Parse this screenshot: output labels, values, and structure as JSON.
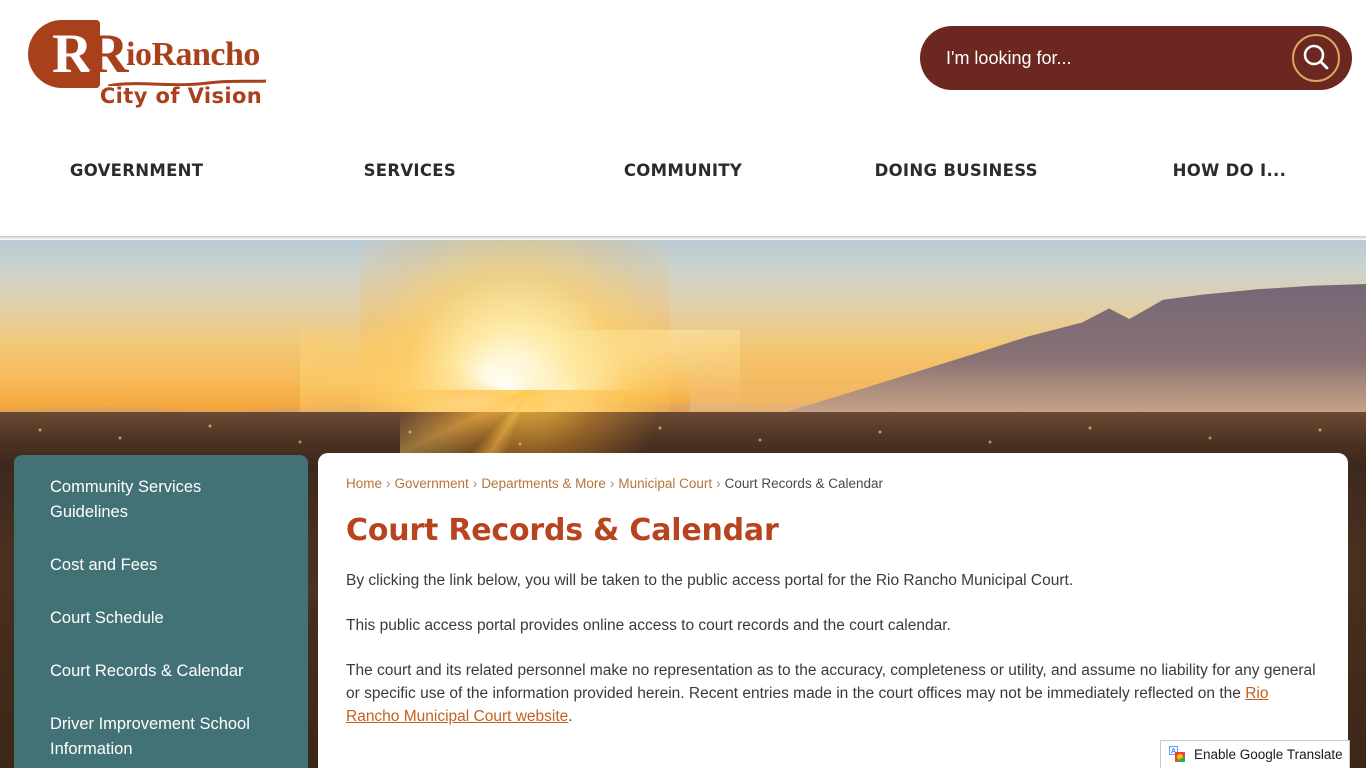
{
  "site": {
    "logo": {
      "mark_letter": "R",
      "mark_letter_2": "R",
      "wordmark": "ioRancho",
      "tagline": "City of Vision",
      "brand_color": "#a8411b"
    }
  },
  "search": {
    "placeholder": "I'm looking for...",
    "value": "",
    "icon": "search-icon",
    "bar_color": "#6b2720",
    "icon_ring_color": "#d9a85c"
  },
  "nav": {
    "items": [
      {
        "label": "GOVERNMENT"
      },
      {
        "label": "SERVICES"
      },
      {
        "label": "COMMUNITY"
      },
      {
        "label": "DOING BUSINESS"
      },
      {
        "label": "HOW DO I..."
      }
    ]
  },
  "sidebar": {
    "background_color": "#437276",
    "items": [
      {
        "label": "Community Services Guidelines"
      },
      {
        "label": "Cost and Fees"
      },
      {
        "label": "Court Schedule"
      },
      {
        "label": "Court Records & Calendar"
      },
      {
        "label": "Driver Improvement School Information"
      }
    ]
  },
  "breadcrumb": {
    "separator": "›",
    "items": [
      {
        "label": "Home",
        "current": false
      },
      {
        "label": "Government",
        "current": false
      },
      {
        "label": "Departments & More",
        "current": false
      },
      {
        "label": "Municipal Court",
        "current": false
      },
      {
        "label": "Court Records & Calendar",
        "current": true
      }
    ]
  },
  "main": {
    "title": "Court Records & Calendar",
    "title_color": "#b8441f",
    "paragraph_1": "By clicking the link below, you will be taken to the public access portal for the Rio Rancho Municipal Court.",
    "paragraph_2": "This public access portal provides online access to court records and the court calendar.",
    "paragraph_3_part_1": "The court and its related personnel make no representation as to the accuracy, completeness or utility, and assume no liability for any general or specific use of the information provided herein. Recent entries made in the court offices may not be immediately reflected on the ",
    "paragraph_3_link": "Rio Rancho Municipal Court website",
    "paragraph_3_part_2": ".",
    "link_color": "#c4601f"
  },
  "google_translate": {
    "label": "Enable Google Translate",
    "icon": "google-translate-icon"
  }
}
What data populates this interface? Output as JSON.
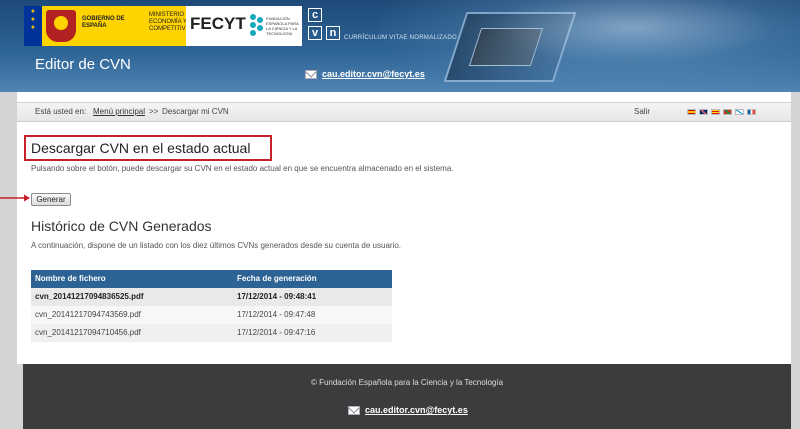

* * *

- Problem
Select all lines with the word "JSON" from the entries above.

- Answer to this task
Parse this screenshot: output labels, values, and structure as JSON.
What data populates this interface? Output as JSON.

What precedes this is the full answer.